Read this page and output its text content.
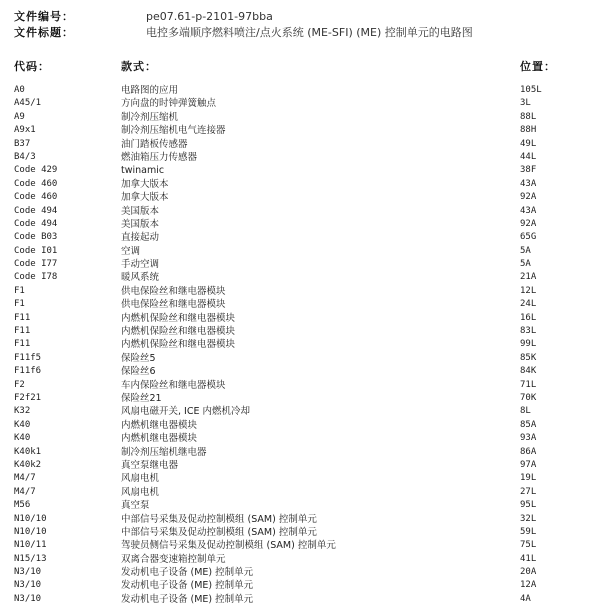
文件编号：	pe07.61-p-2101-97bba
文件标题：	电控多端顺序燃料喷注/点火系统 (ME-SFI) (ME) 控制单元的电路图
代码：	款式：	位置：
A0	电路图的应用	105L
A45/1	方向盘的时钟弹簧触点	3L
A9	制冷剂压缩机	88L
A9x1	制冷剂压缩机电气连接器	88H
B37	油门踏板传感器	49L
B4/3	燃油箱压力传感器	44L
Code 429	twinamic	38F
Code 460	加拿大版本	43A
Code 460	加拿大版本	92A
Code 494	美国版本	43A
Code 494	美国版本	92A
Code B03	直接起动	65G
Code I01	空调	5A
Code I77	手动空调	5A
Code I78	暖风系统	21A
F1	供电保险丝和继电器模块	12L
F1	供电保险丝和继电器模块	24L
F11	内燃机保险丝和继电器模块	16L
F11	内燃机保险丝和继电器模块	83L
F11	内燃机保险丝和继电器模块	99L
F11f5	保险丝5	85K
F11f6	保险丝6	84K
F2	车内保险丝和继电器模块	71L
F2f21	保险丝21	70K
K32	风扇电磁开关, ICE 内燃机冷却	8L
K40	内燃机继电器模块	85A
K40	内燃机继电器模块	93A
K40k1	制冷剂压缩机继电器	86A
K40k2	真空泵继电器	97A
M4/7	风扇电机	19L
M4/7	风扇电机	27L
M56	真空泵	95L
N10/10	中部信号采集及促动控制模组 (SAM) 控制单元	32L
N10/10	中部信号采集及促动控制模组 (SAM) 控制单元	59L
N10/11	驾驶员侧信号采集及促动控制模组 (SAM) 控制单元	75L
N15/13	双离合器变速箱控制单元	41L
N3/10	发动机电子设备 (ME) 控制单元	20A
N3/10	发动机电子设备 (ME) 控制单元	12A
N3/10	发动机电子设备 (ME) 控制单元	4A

******************************

= Exercise description =
Restate each of the entries above word for word and skip every image.

= In response =
Read this page and output its text content.
文件编号：	pe07.61-p-2101-97bba
文件标题：	电控多端顺序燃料喷注/点火系统 (ME-SFI) (ME) 控制单元的电路图
代码：	款式：	位置：
A0	电路图的应用	105L
A45/1	方向盘的时钟弹簧触点	3L
A9	制冷剂压缩机	88L
A9x1	制冷剂压缩机电气连接器	88H
B37	油门踏板传感器	49L
B4/3	燃油箱压力传感器	44L
Code 429	twinamic	38F
Code 460	加拿大版本	43A
Code 460	加拿大版本	92A
Code 494	美国版本	43A
Code 494	美国版本	92A
Code B03	直接起动	65G
Code I01	空调	5A
Code I77	手动空调	5A
Code I78	暖风系统	21A
F1	供电保险丝和继电器模块	12L
F1	供电保险丝和继电器模块	24L
F11	内燃机保险丝和继电器模块	16L
F11	内燃机保险丝和继电器模块	83L
F11	内燃机保险丝和继电器模块	99L
F11f5	保险丝5	85K
F11f6	保险丝6	84K
F2	车内保险丝和继电器模块	71L
F2f21	保险丝21	70K
K32	风扇电磁开关, ICE 内燃机冷却	8L
K40	内燃机继电器模块	85A
K40	内燃机继电器模块	93A
K40k1	制冷剂压缩机继电器	86A
K40k2	真空泵继电器	97A
M4/7	风扇电机	19L
M4/7	风扇电机	27L
M56	真空泵	95L
N10/10	中部信号采集及促动控制模组 (SAM) 控制单元	32L
N10/10	中部信号采集及促动控制模组 (SAM) 控制单元	59L
N10/11	驾驶员侧信号采集及促动控制模组 (SAM) 控制单元	75L
N15/13	双离合器变速箱控制单元	41L
N3/10	发动机电子设备 (ME) 控制单元	20A
N3/10	发动机电子设备 (ME) 控制单元	12A
N3/10	发动机电子设备 (ME) 控制单元	4A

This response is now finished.